┌─ Given data

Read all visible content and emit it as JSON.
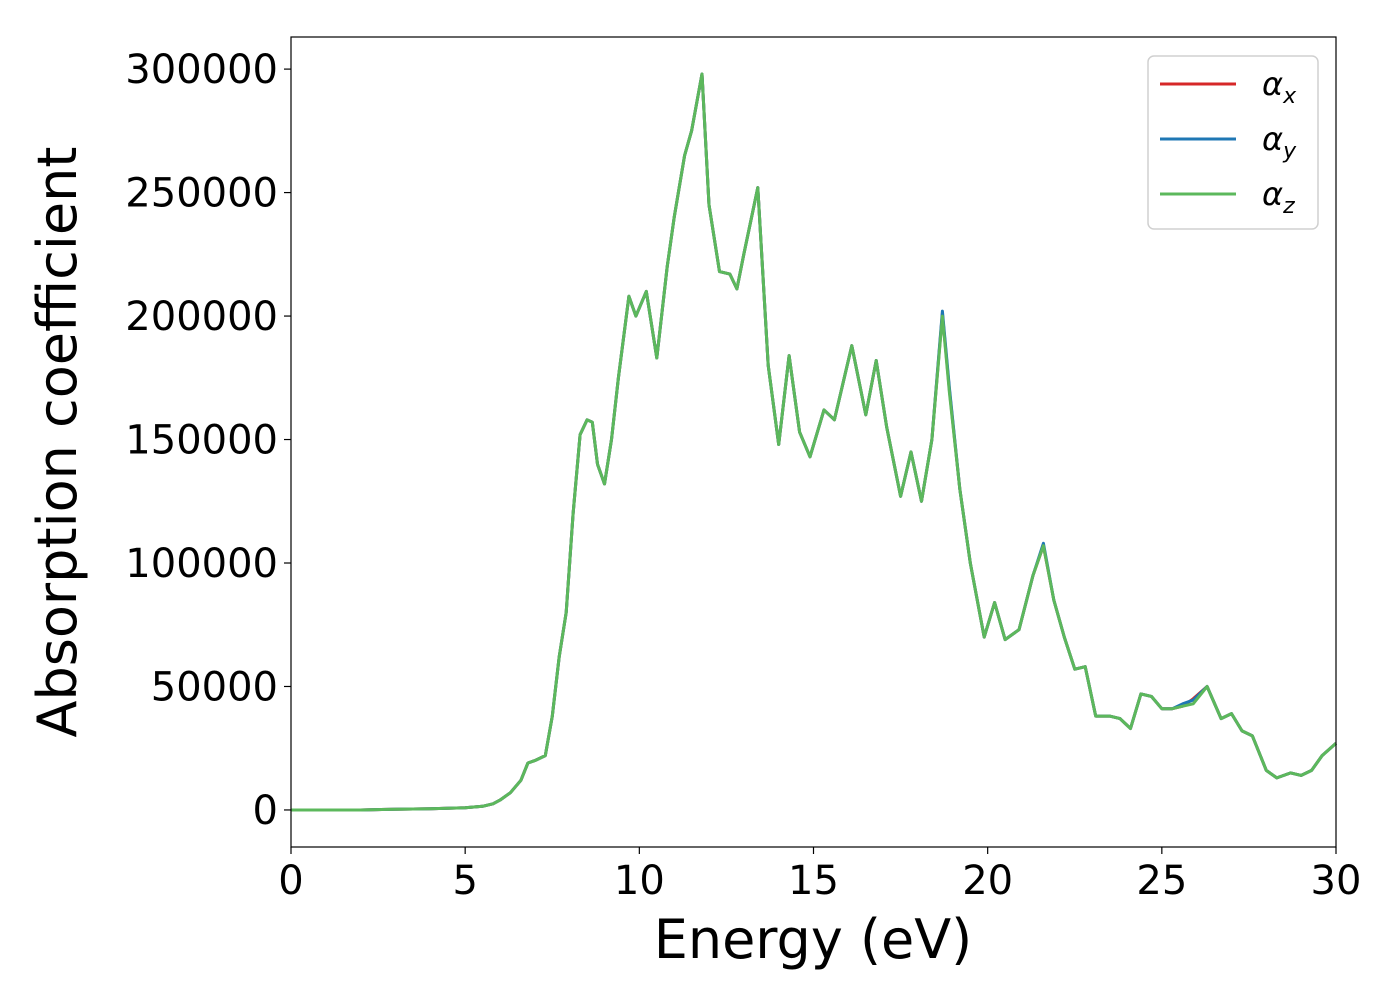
{
  "chart_data": {
    "type": "line",
    "title": "",
    "xlabel": "Energy (eV)",
    "ylabel": "Absorption coefficient",
    "xlim": [
      0,
      30
    ],
    "ylim": [
      -15000,
      313000
    ],
    "xticks": [
      0,
      5,
      10,
      15,
      20,
      25,
      30
    ],
    "xtick_labels": [
      "0",
      "5",
      "10",
      "15",
      "20",
      "25",
      "30"
    ],
    "yticks": [
      0,
      50000,
      100000,
      150000,
      200000,
      250000,
      300000
    ],
    "ytick_labels": [
      "0",
      "50000",
      "100000",
      "150000",
      "200000",
      "250000",
      "300000"
    ],
    "grid": false,
    "legend_position": "top-right",
    "x": [
      0,
      1,
      2,
      3,
      4,
      5,
      5.5,
      5.8,
      6.0,
      6.3,
      6.6,
      6.8,
      7.0,
      7.3,
      7.5,
      7.7,
      7.9,
      8.1,
      8.3,
      8.5,
      8.65,
      8.8,
      9.0,
      9.2,
      9.4,
      9.7,
      9.9,
      10.2,
      10.5,
      10.8,
      11.0,
      11.3,
      11.5,
      11.8,
      12.0,
      12.3,
      12.6,
      12.8,
      13.0,
      13.4,
      13.7,
      14.0,
      14.3,
      14.6,
      14.9,
      15.3,
      15.6,
      16.1,
      16.5,
      16.8,
      17.1,
      17.5,
      17.8,
      18.1,
      18.4,
      18.7,
      18.9,
      19.2,
      19.5,
      19.9,
      20.2,
      20.5,
      20.9,
      21.3,
      21.6,
      21.9,
      22.2,
      22.5,
      22.8,
      23.1,
      23.5,
      23.8,
      24.1,
      24.4,
      24.7,
      25.0,
      25.3,
      25.6,
      25.9,
      26.3,
      26.7,
      27.0,
      27.3,
      27.6,
      28.0,
      28.3,
      28.7,
      29.0,
      29.3,
      29.6,
      30.0
    ],
    "series": [
      {
        "name": "αx",
        "color": "#d62728",
        "values": [
          0,
          0,
          0,
          300,
          500,
          900,
          1500,
          2500,
          4000,
          7000,
          12000,
          19000,
          20000,
          22000,
          38000,
          62000,
          80000,
          120000,
          152000,
          158000,
          157000,
          140000,
          132000,
          150000,
          175000,
          208000,
          200000,
          210000,
          183000,
          220000,
          240000,
          265000,
          275000,
          298000,
          245000,
          218000,
          217000,
          211000,
          225000,
          252000,
          180000,
          148000,
          184000,
          153000,
          143000,
          162000,
          158000,
          188000,
          160000,
          182000,
          155000,
          127000,
          145000,
          125000,
          150000,
          201000,
          170000,
          130000,
          100000,
          70000,
          84000,
          69000,
          73000,
          95000,
          107000,
          85000,
          70000,
          57000,
          58000,
          38000,
          38000,
          37000,
          33000,
          47000,
          46000,
          41000,
          41000,
          42000,
          45000,
          50000,
          37000,
          39000,
          32000,
          30000,
          16000,
          13000,
          15000,
          14000,
          16000,
          22000,
          27000
        ]
      },
      {
        "name": "αy",
        "color": "#1f77b4",
        "values": [
          0,
          0,
          0,
          300,
          500,
          900,
          1500,
          2500,
          4000,
          7000,
          12000,
          19000,
          20000,
          22000,
          38000,
          62000,
          80000,
          120000,
          152000,
          158000,
          157000,
          140000,
          132000,
          150000,
          175000,
          208000,
          200000,
          210000,
          183000,
          220000,
          240000,
          265000,
          275000,
          298000,
          245000,
          218000,
          217000,
          211000,
          225000,
          252000,
          180000,
          148000,
          184000,
          153000,
          143000,
          162000,
          158000,
          188000,
          160000,
          182000,
          155000,
          127000,
          145000,
          125000,
          150000,
          202000,
          171000,
          130000,
          100000,
          70000,
          84000,
          69000,
          73000,
          95000,
          108000,
          85000,
          70000,
          57000,
          58000,
          38000,
          38000,
          37000,
          33000,
          47000,
          46000,
          41000,
          41000,
          43000,
          44500,
          50000,
          37000,
          39000,
          32000,
          30000,
          16000,
          13000,
          15000,
          14000,
          16000,
          22000,
          27000
        ]
      },
      {
        "name": "αz",
        "color": "#5cb85c",
        "values": [
          0,
          0,
          0,
          300,
          500,
          900,
          1500,
          2500,
          4000,
          7000,
          12000,
          19000,
          20000,
          22000,
          38000,
          62000,
          80000,
          120000,
          152000,
          158000,
          157000,
          140000,
          132000,
          150000,
          175000,
          208000,
          200000,
          210000,
          183000,
          220000,
          240000,
          265000,
          275000,
          298000,
          245000,
          218000,
          217000,
          211000,
          225000,
          252000,
          180000,
          148000,
          184000,
          153000,
          143000,
          162000,
          158000,
          188000,
          160000,
          182000,
          155000,
          127000,
          145000,
          125000,
          150000,
          200000,
          169000,
          130000,
          100000,
          70000,
          84000,
          69000,
          73000,
          95000,
          107000,
          85000,
          70000,
          57000,
          58000,
          38000,
          38000,
          37000,
          33000,
          47000,
          46000,
          41000,
          41000,
          42000,
          43000,
          50000,
          37000,
          39000,
          32000,
          30000,
          16000,
          13000,
          15000,
          14000,
          16000,
          22000,
          27000
        ]
      }
    ],
    "legend": [
      {
        "base": "α",
        "sub": "x"
      },
      {
        "base": "α",
        "sub": "y"
      },
      {
        "base": "α",
        "sub": "z"
      }
    ]
  }
}
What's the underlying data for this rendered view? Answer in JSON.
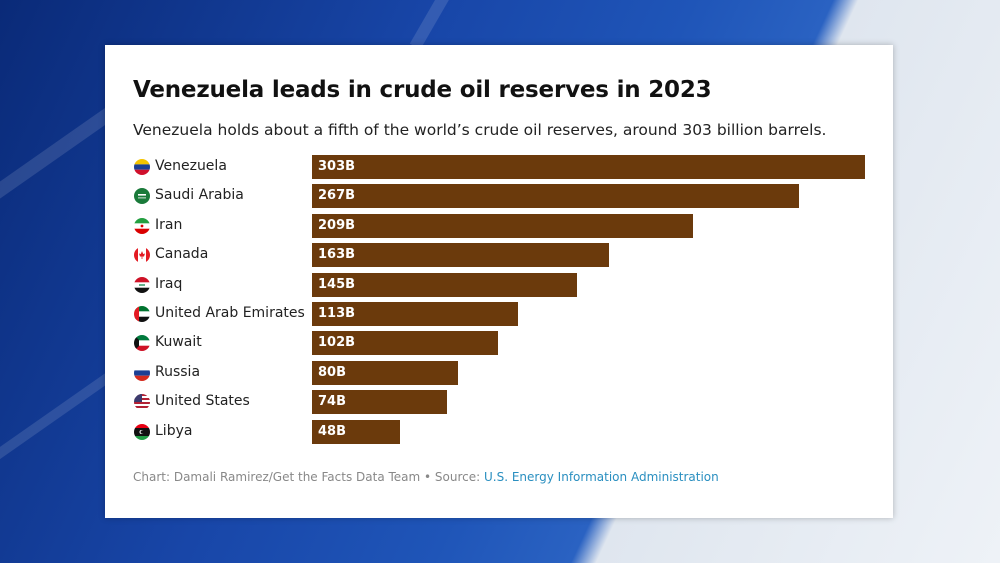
{
  "chart_data": {
    "type": "bar",
    "orientation": "horizontal",
    "title": "Venezuela leads in crude oil reserves in 2023",
    "subtitle": "Venezuela holds about a fifth of the world’s crude oil reserves, around 303 billion barrels.",
    "categories": [
      "Venezuela",
      "Saudi Arabia",
      "Iran",
      "Canada",
      "Iraq",
      "United Arab Emirates",
      "Kuwait",
      "Russia",
      "United States",
      "Libya"
    ],
    "values": [
      303,
      267,
      209,
      163,
      145,
      113,
      102,
      80,
      74,
      48
    ],
    "labels": [
      "303B",
      "267B",
      "209B",
      "163B",
      "145B",
      "113B",
      "102B",
      "80B",
      "74B",
      "48B"
    ],
    "flag_icons": [
      "venezuela-flag-icon",
      "saudi-arabia-flag-icon",
      "iran-flag-icon",
      "canada-flag-icon",
      "iraq-flag-icon",
      "uae-flag-icon",
      "kuwait-flag-icon",
      "russia-flag-icon",
      "usa-flag-icon",
      "libya-flag-icon"
    ],
    "unit": "billion barrels",
    "xlim": [
      0,
      303
    ],
    "grid": false,
    "bar_color": "#6b3a0c"
  },
  "footer": {
    "credit": "Chart: Damali Ramirez/Get the Facts Data Team • Source: ",
    "source_link": "U.S. Energy Information Administration"
  },
  "colors": {
    "link": "#2a8fc0",
    "background": "#1846a8"
  }
}
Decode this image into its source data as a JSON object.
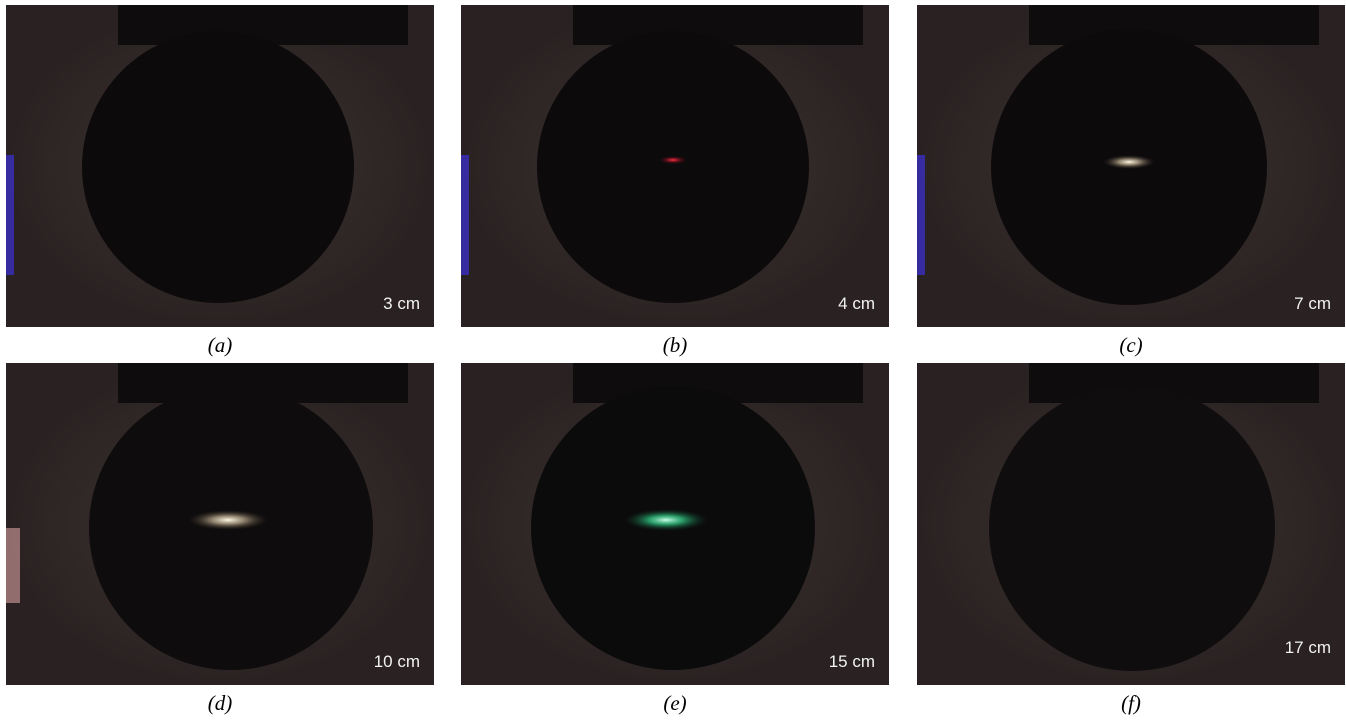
{
  "figure": {
    "panels": [
      {
        "distance": "3 cm",
        "caption": "(a)"
      },
      {
        "distance": "4 cm",
        "caption": "(b)"
      },
      {
        "distance": "7 cm",
        "caption": "(c)"
      },
      {
        "distance": "10 cm",
        "caption": "(d)"
      },
      {
        "distance": "15 cm",
        "caption": "(e)"
      },
      {
        "distance": "17 cm",
        "caption": "(f)"
      }
    ]
  }
}
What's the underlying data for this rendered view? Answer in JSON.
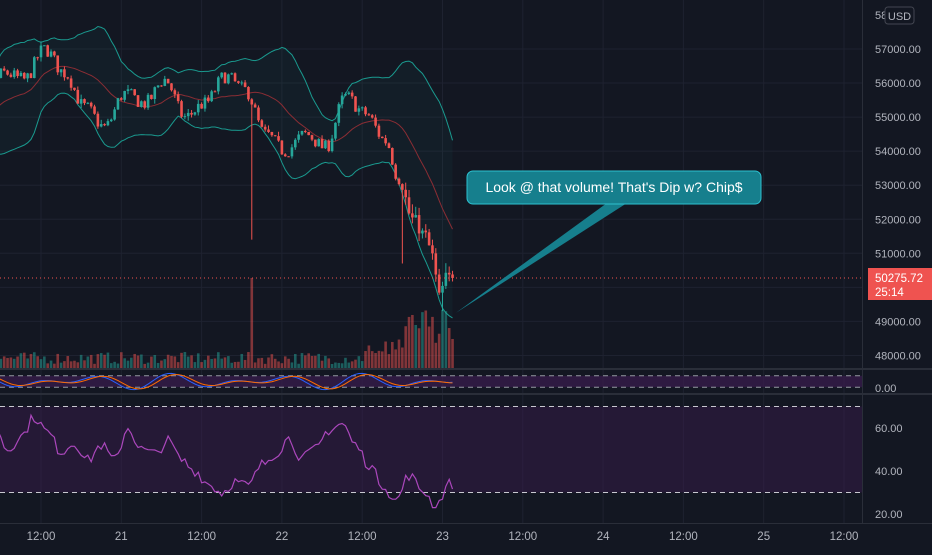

└─

*Directive*
Leave the pictures out and print the records above exactly as they stand.

*Answer to this problem*
Read all visible content and emit it as JSON.
{
  "chart_data": {
    "type": "line",
    "title": "",
    "xlabel": "Energy (eV)",
    "ylabel": "Absorption coefficient",
    "xlim": [
      0,
      30
    ],
    "ylim": [
      -15000,
      313000
    ],
    "xticks": [
      0,
      5,
      10,
      15,
      20,
      25,
      30
    ],
    "xtick_labels": [
      "0",
      "5",
      "10",
      "15",
      "20",
      "25",
      "30"
    ],
    "yticks": [
      0,
      50000,
      100000,
      150000,
      200000,
      250000,
      300000
    ],
    "ytick_labels": [
      "0",
      "50000",
      "100000",
      "150000",
      "200000",
      "250000",
      "300000"
    ],
    "grid": false,
    "legend_position": "top-right",
    "x": [
      0,
      1,
      2,
      3,
      4,
      5,
      5.5,
      5.8,
      6.0,
      6.3,
      6.6,
      6.8,
      7.0,
      7.3,
      7.5,
      7.7,
      7.9,
      8.1,
      8.3,
      8.5,
      8.65,
      8.8,
      9.0,
      9.2,
      9.4,
      9.7,
      9.9,
      10.2,
      10.5,
      10.8,
      11.0,
      11.3,
      11.5,
      11.8,
      12.0,
      12.3,
      12.6,
      12.8,
      13.0,
      13.4,
      13.7,
      14.0,
      14.3,
      14.6,
      14.9,
      15.3,
      15.6,
      16.1,
      16.5,
      16.8,
      17.1,
      17.5,
      17.8,
      18.1,
      18.4,
      18.7,
      18.9,
      19.2,
      19.5,
      19.9,
      20.2,
      20.5,
      20.9,
      21.3,
      21.6,
      21.9,
      22.2,
      22.5,
      22.8,
      23.1,
      23.5,
      23.8,
      24.1,
      24.4,
      24.7,
      25.0,
      25.3,
      25.6,
      25.9,
      26.3,
      26.7,
      27.0,
      27.3,
      27.6,
      28.0,
      28.3,
      28.7,
      29.0,
      29.3,
      29.6,
      30.0
    ],
    "series": [
      {
        "name": "αx",
        "color": "#d62728",
        "values": [
          0,
          0,
          0,
          300,
          500,
          900,
          1500,
          2500,
          4000,
          7000,
          12000,
          19000,
          20000,
          22000,
          38000,
          62000,
          80000,
          120000,
          152000,
          158000,
          157000,
          140000,
          132000,
          150000,
          175000,
          208000,
          200000,
          210000,
          183000,
          220000,
          240000,
          265000,
          275000,
          298000,
          245000,
          218000,
          217000,
          211000,
          225000,
          252000,
          180000,
          148000,
          184000,
          153000,
          143000,
          162000,
          158000,
          188000,
          160000,
          182000,
          155000,
          127000,
          145000,
          125000,
          150000,
          201000,
          170000,
          130000,
          100000,
          70000,
          84000,
          69000,
          73000,
          95000,
          107000,
          85000,
          70000,
          57000,
          58000,
          38000,
          38000,
          37000,
          33000,
          47000,
          46000,
          41000,
          41000,
          42000,
          45000,
          50000,
          37000,
          39000,
          32000,
          30000,
          16000,
          13000,
          15000,
          14000,
          16000,
          22000,
          27000
        ]
      },
      {
        "name": "αy",
        "color": "#1f77b4",
        "values": [
          0,
          0,
          0,
          300,
          500,
          900,
          1500,
          2500,
          4000,
          7000,
          12000,
          19000,
          20000,
          22000,
          38000,
          62000,
          80000,
          120000,
          152000,
          158000,
          157000,
          140000,
          132000,
          150000,
          175000,
          208000,
          200000,
          210000,
          183000,
          220000,
          240000,
          265000,
          275000,
          298000,
          245000,
          218000,
          217000,
          211000,
          225000,
          252000,
          180000,
          148000,
          184000,
          153000,
          143000,
          162000,
          158000,
          188000,
          160000,
          182000,
          155000,
          127000,
          145000,
          125000,
          150000,
          202000,
          171000,
          130000,
          100000,
          70000,
          84000,
          69000,
          73000,
          95000,
          108000,
          85000,
          70000,
          57000,
          58000,
          38000,
          38000,
          37000,
          33000,
          47000,
          46000,
          41000,
          41000,
          43000,
          44500,
          50000,
          37000,
          39000,
          32000,
          30000,
          16000,
          13000,
          15000,
          14000,
          16000,
          22000,
          27000
        ]
      },
      {
        "name": "αz",
        "color": "#5cb85c",
        "values": [
          0,
          0,
          0,
          300,
          500,
          900,
          1500,
          2500,
          4000,
          7000,
          12000,
          19000,
          20000,
          22000,
          38000,
          62000,
          80000,
          120000,
          152000,
          158000,
          157000,
          140000,
          132000,
          150000,
          175000,
          208000,
          200000,
          210000,
          183000,
          220000,
          240000,
          265000,
          275000,
          298000,
          245000,
          218000,
          217000,
          211000,
          225000,
          252000,
          180000,
          148000,
          184000,
          153000,
          143000,
          162000,
          158000,
          188000,
          160000,
          182000,
          155000,
          127000,
          145000,
          125000,
          150000,
          200000,
          169000,
          130000,
          100000,
          70000,
          84000,
          69000,
          73000,
          95000,
          107000,
          85000,
          70000,
          57000,
          58000,
          38000,
          38000,
          37000,
          33000,
          47000,
          46000,
          41000,
          41000,
          42000,
          43000,
          50000,
          37000,
          39000,
          32000,
          30000,
          16000,
          13000,
          15000,
          14000,
          16000,
          22000,
          27000
        ]
      }
    ],
    "legend": [
      {
        "base": "α",
        "sub": "x"
      },
      {
        "base": "α",
        "sub": "y"
      },
      {
        "base": "α",
        "sub": "z"
      }
    ]
  }
}
What's the underlying data for this rendered view? Answer in JSON.
{
  "chart_data": {
    "type": "bar",
    "orientation": "horizontal",
    "title": "Venezuela leads in crude oil reserves in 2023",
    "subtitle": "Venezuela holds about a fifth of the world’s crude oil reserves, around 303 billion barrels.",
    "categories": [
      "Venezuela",
      "Saudi Arabia",
      "Iran",
      "Canada",
      "Iraq",
      "United Arab Emirates",
      "Kuwait",
      "Russia",
      "United States",
      "Libya"
    ],
    "values": [
      303,
      267,
      209,
      163,
      145,
      113,
      102,
      80,
      74,
      48
    ],
    "labels": [
      "303B",
      "267B",
      "209B",
      "163B",
      "145B",
      "113B",
      "102B",
      "80B",
      "74B",
      "48B"
    ],
    "flag_icons": [
      "venezuela-flag-icon",
      "saudi-arabia-flag-icon",
      "iran-flag-icon",
      "canada-flag-icon",
      "iraq-flag-icon",
      "uae-flag-icon",
      "kuwait-flag-icon",
      "russia-flag-icon",
      "usa-flag-icon",
      "libya-flag-icon"
    ],
    "unit": "billion barrels",
    "xlim": [
      0,
      303
    ],
    "grid": false,
    "bar_color": "#6b3a0c"
  },
  "footer": {
    "credit": "Chart: Damali Ramirez/Get the Facts Data Team • Source: ",
    "source_link": "U.S. Energy Information Administration"
  },
  "colors": {
    "link": "#2a8fc0",
    "background": "#1846a8"
  }
}
Decode this image into its source data as a JSON object.
{
  "figure": {
    "panels": [
      {
        "distance": "3 cm",
        "caption": "(a)"
      },
      {
        "distance": "4 cm",
        "caption": "(b)"
      },
      {
        "distance": "7 cm",
        "caption": "(c)"
      },
      {
        "distance": "10 cm",
        "caption": "(d)"
      },
      {
        "distance": "15 cm",
        "caption": "(e)"
      },
      {
        "distance": "17 cm",
        "caption": "(f)"
      }
    ]
  }
}
What's the underlying data for this rendered view? Answer in JSON.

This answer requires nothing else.